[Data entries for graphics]
** Start **
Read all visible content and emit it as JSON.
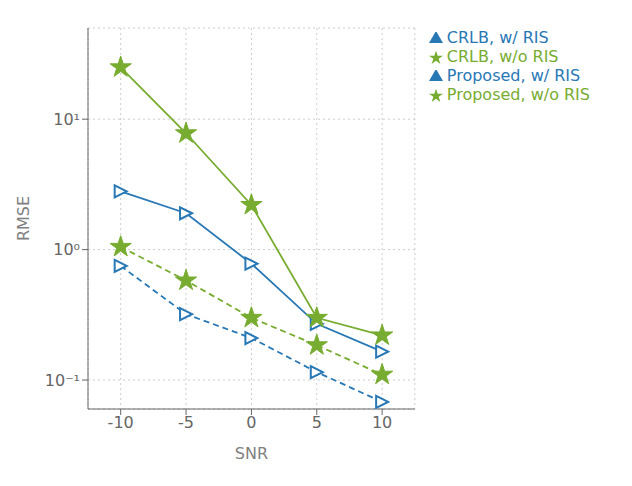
{
  "chart_data": {
    "type": "line",
    "xlabel": "SNR",
    "ylabel": "RMSE",
    "x": [
      -10,
      -5,
      0,
      5,
      10
    ],
    "series": [
      {
        "name": "Proposed, w/ RIS",
        "color": "#2878b5",
        "values": [
          2.8,
          1.9,
          0.78,
          0.27,
          0.165
        ],
        "marker": "triangle-right",
        "line_style": "solid"
      },
      {
        "name": "Proposed, w/o RIS",
        "color": "#77ac30",
        "values": [
          25,
          7.8,
          2.2,
          0.3,
          0.22
        ],
        "marker": "star",
        "line_style": "solid"
      },
      {
        "name": "CRLB, w/ RIS",
        "color": "#2878b5",
        "values": [
          0.75,
          0.32,
          0.21,
          0.115,
          0.068
        ],
        "marker": "triangle-right",
        "line_style": "dashed"
      },
      {
        "name": "CRLB, w/o RIS",
        "color": "#77ac30",
        "values": [
          1.05,
          0.58,
          0.3,
          0.185,
          0.11
        ],
        "marker": "star",
        "line_style": "dashed"
      }
    ],
    "xlim": [
      -12.5,
      12.5
    ],
    "ylim": [
      0.06,
      50
    ],
    "xticks": [
      -10,
      -5,
      0,
      5,
      10
    ],
    "yticks": [
      {
        "value": 0.1,
        "label": "10⁻¹"
      },
      {
        "value": 1,
        "label": "10⁰"
      },
      {
        "value": 10,
        "label": "10¹"
      }
    ],
    "log": "y",
    "grid": true,
    "legend": "upper right"
  }
}
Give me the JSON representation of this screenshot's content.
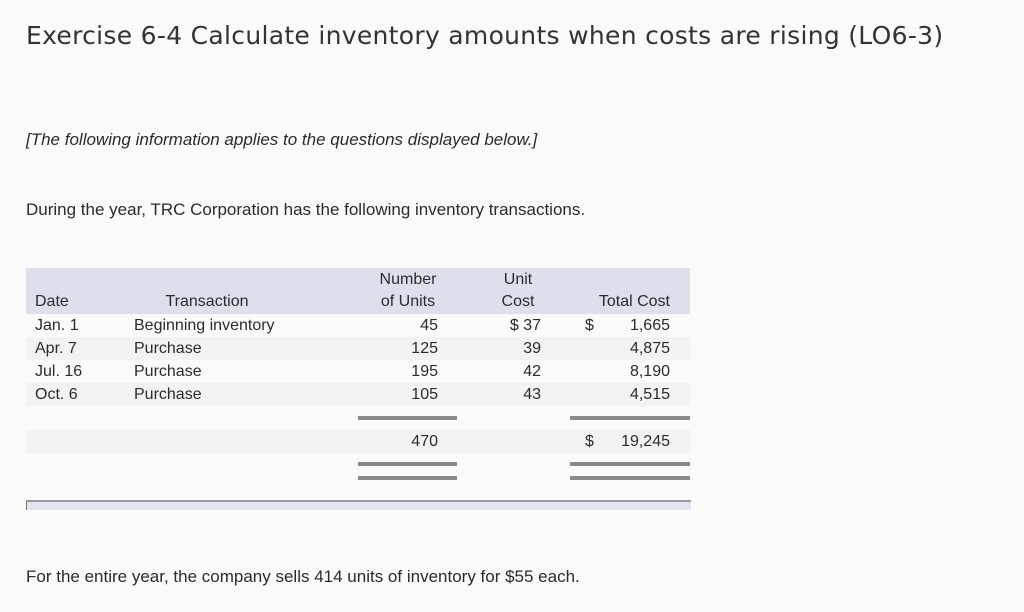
{
  "title": "Exercise 6-4 Calculate inventory amounts when costs are rising (LO6-3)",
  "note": "[The following information applies to the questions displayed below.]",
  "intro": "During the year, TRC Corporation has the following inventory transactions.",
  "table": {
    "headers": {
      "date": "Date",
      "transaction": "Transaction",
      "units_1": "Number",
      "units_2": "of Units",
      "cost_1": "Unit",
      "cost_2": "Cost",
      "total": "Total Cost"
    },
    "rows": [
      {
        "date": "Jan. 1",
        "transaction": "Beginning inventory",
        "units": "45",
        "cost": "$ 37",
        "total_symbol": "$",
        "total": "1,665"
      },
      {
        "date": "Apr. 7",
        "transaction": "Purchase",
        "units": "125",
        "cost": "39",
        "total_symbol": "",
        "total": "4,875"
      },
      {
        "date": "Jul. 16",
        "transaction": "Purchase",
        "units": "195",
        "cost": "42",
        "total_symbol": "",
        "total": "8,190"
      },
      {
        "date": "Oct. 6",
        "transaction": "Purchase",
        "units": "105",
        "cost": "43",
        "total_symbol": "",
        "total": "4,515"
      }
    ],
    "totals": {
      "units": "470",
      "total_symbol": "$",
      "total": "19,245"
    },
    "header_color": "#dde0ea"
  },
  "footer": {
    "pre": "For the entire year, the company sells ",
    "units": "414",
    "post": " units of inventory for $55 each."
  }
}
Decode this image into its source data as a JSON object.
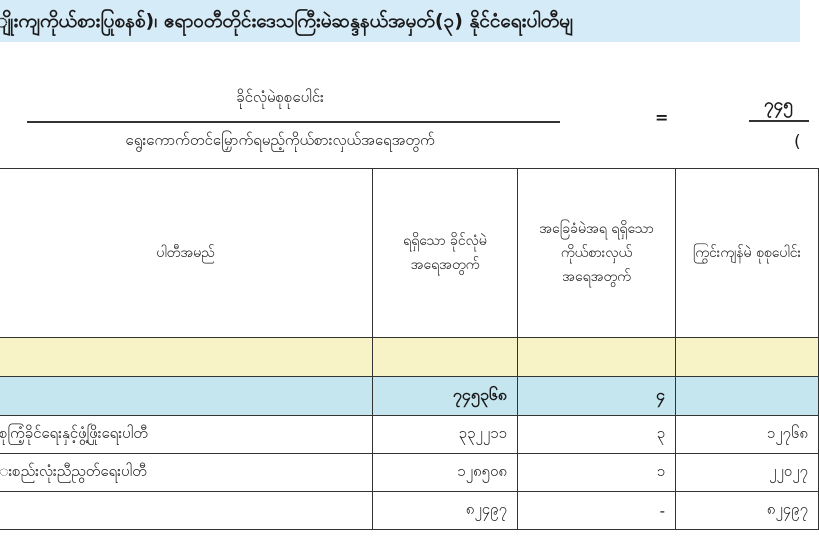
{
  "banner": {
    "title": "ျိုးကျကိုယ်စားပြုစနစ်)၊ ဧရာဝတီတိုင်းဒေသကြီးမဲဆန္ဒနယ်အမှတ်(၃) နိုင်ငံရေးပါတီမျ"
  },
  "formula": {
    "numerator": "ခိုင်လုံမဲစုစုပေါင်း",
    "denominator": "ရွေးကောက်တင်မြှောက်ရမည့်ကိုယ်စားလှယ်အရေအတွက်",
    "equals": "=",
    "result_numerator": "၇၄၅",
    "result_denominator": "("
  },
  "table": {
    "headers": [
      "ပါတီအမည်",
      "ရရှိသော ခိုင်လုံမဲ အရေအတွက်",
      "အခြေခံမဲအရ ရရှိသော ကိုယ်စားလှယ် အရေအတွက်",
      "ကြွင်းကျန်မဲ စုစုပေါင်း"
    ],
    "total": {
      "votes": "၇၄၅၃၆၈",
      "seats": "၄",
      "remaining": ""
    },
    "rows": [
      {
        "party": "စုကြံ့ခိုင်ရေးနှင့်ဖွံ့ဖြိုးရေးပါတီ",
        "votes": "၃၃၂၂၁၁",
        "seats": "၃",
        "remaining": "၁၂၇၆၈"
      },
      {
        "party": "းစည်းလုံးညီညွတ်ရေးပါတီ",
        "votes": "၁၂၈၅၀၈",
        "seats": "၁",
        "remaining": "၂၂၀၂၇"
      },
      {
        "party": "",
        "votes": "၈၂၄၉၇",
        "seats": "-",
        "remaining": "၈၂၄၉၇"
      }
    ]
  },
  "colors": {
    "banner": "#d6ebf8",
    "yellow_row": "#f8f3c6",
    "total_row": "#c5e5ef"
  }
}
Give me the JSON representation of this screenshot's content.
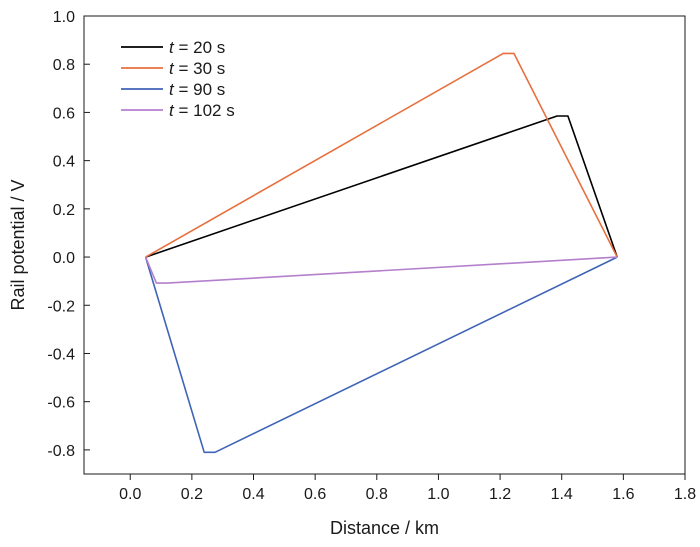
** End **
### INSTRUCTION
Give only the number of lines that include the word "inventory".

### FINAL RESULT
4